>> START DATA IN THIS EXERCISE
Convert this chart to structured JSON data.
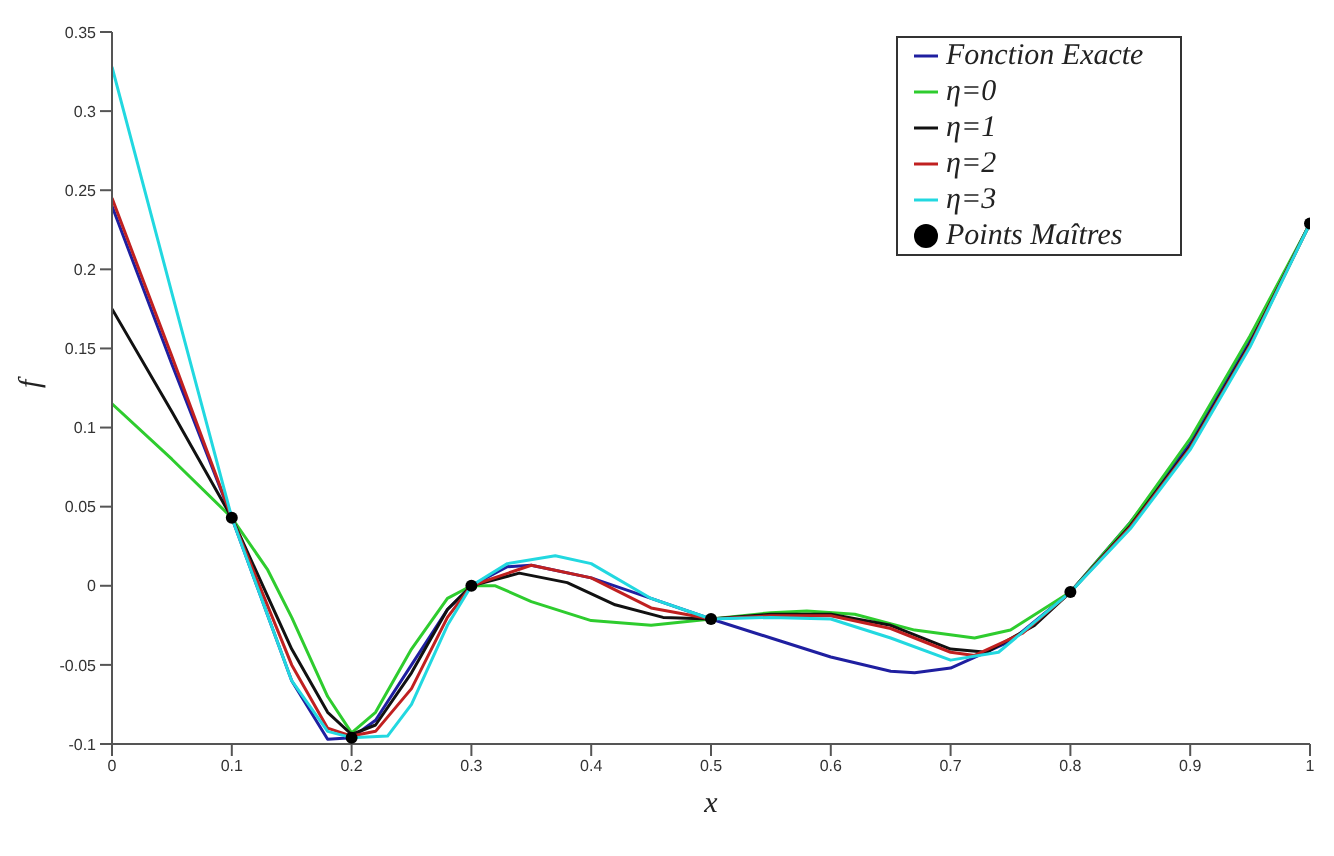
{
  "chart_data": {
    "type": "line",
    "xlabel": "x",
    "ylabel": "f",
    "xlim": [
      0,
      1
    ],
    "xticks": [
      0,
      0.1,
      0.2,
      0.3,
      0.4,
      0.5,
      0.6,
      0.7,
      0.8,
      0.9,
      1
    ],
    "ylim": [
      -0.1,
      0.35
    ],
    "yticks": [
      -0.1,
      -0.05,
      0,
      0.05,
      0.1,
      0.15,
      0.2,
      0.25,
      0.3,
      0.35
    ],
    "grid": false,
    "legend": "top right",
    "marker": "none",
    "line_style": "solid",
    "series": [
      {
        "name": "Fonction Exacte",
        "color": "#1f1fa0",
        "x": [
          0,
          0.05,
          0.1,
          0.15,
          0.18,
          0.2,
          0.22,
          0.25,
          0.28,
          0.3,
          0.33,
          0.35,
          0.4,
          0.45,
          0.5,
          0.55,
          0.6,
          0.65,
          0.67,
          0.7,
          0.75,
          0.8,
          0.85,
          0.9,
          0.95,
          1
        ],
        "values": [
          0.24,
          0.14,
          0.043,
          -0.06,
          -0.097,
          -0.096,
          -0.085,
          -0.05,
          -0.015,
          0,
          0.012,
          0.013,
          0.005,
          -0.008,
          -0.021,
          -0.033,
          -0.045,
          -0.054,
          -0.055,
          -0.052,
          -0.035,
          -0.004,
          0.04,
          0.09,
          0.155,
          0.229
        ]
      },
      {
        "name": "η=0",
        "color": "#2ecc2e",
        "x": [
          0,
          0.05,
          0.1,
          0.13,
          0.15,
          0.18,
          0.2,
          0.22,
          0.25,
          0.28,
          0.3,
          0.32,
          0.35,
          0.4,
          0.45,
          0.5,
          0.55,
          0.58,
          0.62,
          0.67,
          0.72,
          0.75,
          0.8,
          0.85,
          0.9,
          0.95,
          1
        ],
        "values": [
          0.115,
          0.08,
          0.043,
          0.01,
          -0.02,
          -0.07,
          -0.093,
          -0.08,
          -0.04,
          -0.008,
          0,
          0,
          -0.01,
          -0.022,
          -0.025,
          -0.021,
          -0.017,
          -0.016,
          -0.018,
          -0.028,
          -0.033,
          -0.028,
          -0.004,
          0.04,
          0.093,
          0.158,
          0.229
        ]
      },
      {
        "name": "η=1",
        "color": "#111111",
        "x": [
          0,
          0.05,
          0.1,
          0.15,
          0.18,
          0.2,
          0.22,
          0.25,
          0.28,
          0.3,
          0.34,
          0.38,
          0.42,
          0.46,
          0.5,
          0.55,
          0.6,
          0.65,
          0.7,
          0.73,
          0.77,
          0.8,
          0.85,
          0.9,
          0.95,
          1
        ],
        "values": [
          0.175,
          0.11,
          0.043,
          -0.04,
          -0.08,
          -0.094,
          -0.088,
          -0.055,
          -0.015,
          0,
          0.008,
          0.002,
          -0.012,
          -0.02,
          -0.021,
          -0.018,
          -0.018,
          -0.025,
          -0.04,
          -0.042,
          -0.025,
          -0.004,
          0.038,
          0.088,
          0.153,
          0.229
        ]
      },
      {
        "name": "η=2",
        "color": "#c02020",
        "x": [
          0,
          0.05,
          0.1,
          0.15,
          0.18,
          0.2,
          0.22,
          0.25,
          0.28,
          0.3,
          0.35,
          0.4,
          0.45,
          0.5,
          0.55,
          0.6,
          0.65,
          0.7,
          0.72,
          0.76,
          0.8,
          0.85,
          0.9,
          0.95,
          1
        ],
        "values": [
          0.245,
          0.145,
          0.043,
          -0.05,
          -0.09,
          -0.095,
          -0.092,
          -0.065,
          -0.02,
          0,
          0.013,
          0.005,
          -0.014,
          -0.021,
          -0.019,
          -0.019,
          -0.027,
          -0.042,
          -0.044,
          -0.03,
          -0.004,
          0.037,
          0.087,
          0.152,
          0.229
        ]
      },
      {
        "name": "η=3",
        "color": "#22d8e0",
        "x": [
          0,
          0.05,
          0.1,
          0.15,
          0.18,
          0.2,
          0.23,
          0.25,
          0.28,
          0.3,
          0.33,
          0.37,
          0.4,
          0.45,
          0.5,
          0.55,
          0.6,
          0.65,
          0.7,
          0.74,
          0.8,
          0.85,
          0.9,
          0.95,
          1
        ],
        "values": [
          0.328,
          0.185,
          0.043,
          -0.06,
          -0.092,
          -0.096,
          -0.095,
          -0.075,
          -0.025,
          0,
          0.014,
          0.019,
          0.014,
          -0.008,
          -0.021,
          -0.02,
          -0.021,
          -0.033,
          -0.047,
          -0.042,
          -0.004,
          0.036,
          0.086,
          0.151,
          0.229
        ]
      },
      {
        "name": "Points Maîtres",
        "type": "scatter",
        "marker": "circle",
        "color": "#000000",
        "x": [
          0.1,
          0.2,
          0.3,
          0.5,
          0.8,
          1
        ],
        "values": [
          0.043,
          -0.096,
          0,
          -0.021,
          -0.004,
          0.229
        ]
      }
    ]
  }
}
>> END DATA IN THIS EXERCISE
DO THIS => Your copy should match the records word for word, with the pictures removed.

WRITTEN ANSWER =>
Convert this chart to structured JSON data.
{
  "chart_data": {
    "type": "line",
    "xlabel": "x",
    "ylabel": "f",
    "xlim": [
      0,
      1
    ],
    "xticks": [
      0,
      0.1,
      0.2,
      0.3,
      0.4,
      0.5,
      0.6,
      0.7,
      0.8,
      0.9,
      1
    ],
    "ylim": [
      -0.1,
      0.35
    ],
    "yticks": [
      -0.1,
      -0.05,
      0,
      0.05,
      0.1,
      0.15,
      0.2,
      0.25,
      0.3,
      0.35
    ],
    "grid": false,
    "legend": "top right",
    "marker": "none",
    "line_style": "solid",
    "series": [
      {
        "name": "Fonction Exacte",
        "color": "#1f1fa0",
        "x": [
          0,
          0.05,
          0.1,
          0.15,
          0.18,
          0.2,
          0.22,
          0.25,
          0.28,
          0.3,
          0.33,
          0.35,
          0.4,
          0.45,
          0.5,
          0.55,
          0.6,
          0.65,
          0.67,
          0.7,
          0.75,
          0.8,
          0.85,
          0.9,
          0.95,
          1
        ],
        "values": [
          0.24,
          0.14,
          0.043,
          -0.06,
          -0.097,
          -0.096,
          -0.085,
          -0.05,
          -0.015,
          0,
          0.012,
          0.013,
          0.005,
          -0.008,
          -0.021,
          -0.033,
          -0.045,
          -0.054,
          -0.055,
          -0.052,
          -0.035,
          -0.004,
          0.04,
          0.09,
          0.155,
          0.229
        ]
      },
      {
        "name": "η=0",
        "color": "#2ecc2e",
        "x": [
          0,
          0.05,
          0.1,
          0.13,
          0.15,
          0.18,
          0.2,
          0.22,
          0.25,
          0.28,
          0.3,
          0.32,
          0.35,
          0.4,
          0.45,
          0.5,
          0.55,
          0.58,
          0.62,
          0.67,
          0.72,
          0.75,
          0.8,
          0.85,
          0.9,
          0.95,
          1
        ],
        "values": [
          0.115,
          0.08,
          0.043,
          0.01,
          -0.02,
          -0.07,
          -0.093,
          -0.08,
          -0.04,
          -0.008,
          0,
          0,
          -0.01,
          -0.022,
          -0.025,
          -0.021,
          -0.017,
          -0.016,
          -0.018,
          -0.028,
          -0.033,
          -0.028,
          -0.004,
          0.04,
          0.093,
          0.158,
          0.229
        ]
      },
      {
        "name": "η=1",
        "color": "#111111",
        "x": [
          0,
          0.05,
          0.1,
          0.15,
          0.18,
          0.2,
          0.22,
          0.25,
          0.28,
          0.3,
          0.34,
          0.38,
          0.42,
          0.46,
          0.5,
          0.55,
          0.6,
          0.65,
          0.7,
          0.73,
          0.77,
          0.8,
          0.85,
          0.9,
          0.95,
          1
        ],
        "values": [
          0.175,
          0.11,
          0.043,
          -0.04,
          -0.08,
          -0.094,
          -0.088,
          -0.055,
          -0.015,
          0,
          0.008,
          0.002,
          -0.012,
          -0.02,
          -0.021,
          -0.018,
          -0.018,
          -0.025,
          -0.04,
          -0.042,
          -0.025,
          -0.004,
          0.038,
          0.088,
          0.153,
          0.229
        ]
      },
      {
        "name": "η=2",
        "color": "#c02020",
        "x": [
          0,
          0.05,
          0.1,
          0.15,
          0.18,
          0.2,
          0.22,
          0.25,
          0.28,
          0.3,
          0.35,
          0.4,
          0.45,
          0.5,
          0.55,
          0.6,
          0.65,
          0.7,
          0.72,
          0.76,
          0.8,
          0.85,
          0.9,
          0.95,
          1
        ],
        "values": [
          0.245,
          0.145,
          0.043,
          -0.05,
          -0.09,
          -0.095,
          -0.092,
          -0.065,
          -0.02,
          0,
          0.013,
          0.005,
          -0.014,
          -0.021,
          -0.019,
          -0.019,
          -0.027,
          -0.042,
          -0.044,
          -0.03,
          -0.004,
          0.037,
          0.087,
          0.152,
          0.229
        ]
      },
      {
        "name": "η=3",
        "color": "#22d8e0",
        "x": [
          0,
          0.05,
          0.1,
          0.15,
          0.18,
          0.2,
          0.23,
          0.25,
          0.28,
          0.3,
          0.33,
          0.37,
          0.4,
          0.45,
          0.5,
          0.55,
          0.6,
          0.65,
          0.7,
          0.74,
          0.8,
          0.85,
          0.9,
          0.95,
          1
        ],
        "values": [
          0.328,
          0.185,
          0.043,
          -0.06,
          -0.092,
          -0.096,
          -0.095,
          -0.075,
          -0.025,
          0,
          0.014,
          0.019,
          0.014,
          -0.008,
          -0.021,
          -0.02,
          -0.021,
          -0.033,
          -0.047,
          -0.042,
          -0.004,
          0.036,
          0.086,
          0.151,
          0.229
        ]
      },
      {
        "name": "Points Maîtres",
        "type": "scatter",
        "marker": "circle",
        "color": "#000000",
        "x": [
          0.1,
          0.2,
          0.3,
          0.5,
          0.8,
          1
        ],
        "values": [
          0.043,
          -0.096,
          0,
          -0.021,
          -0.004,
          0.229
        ]
      }
    ]
  }
}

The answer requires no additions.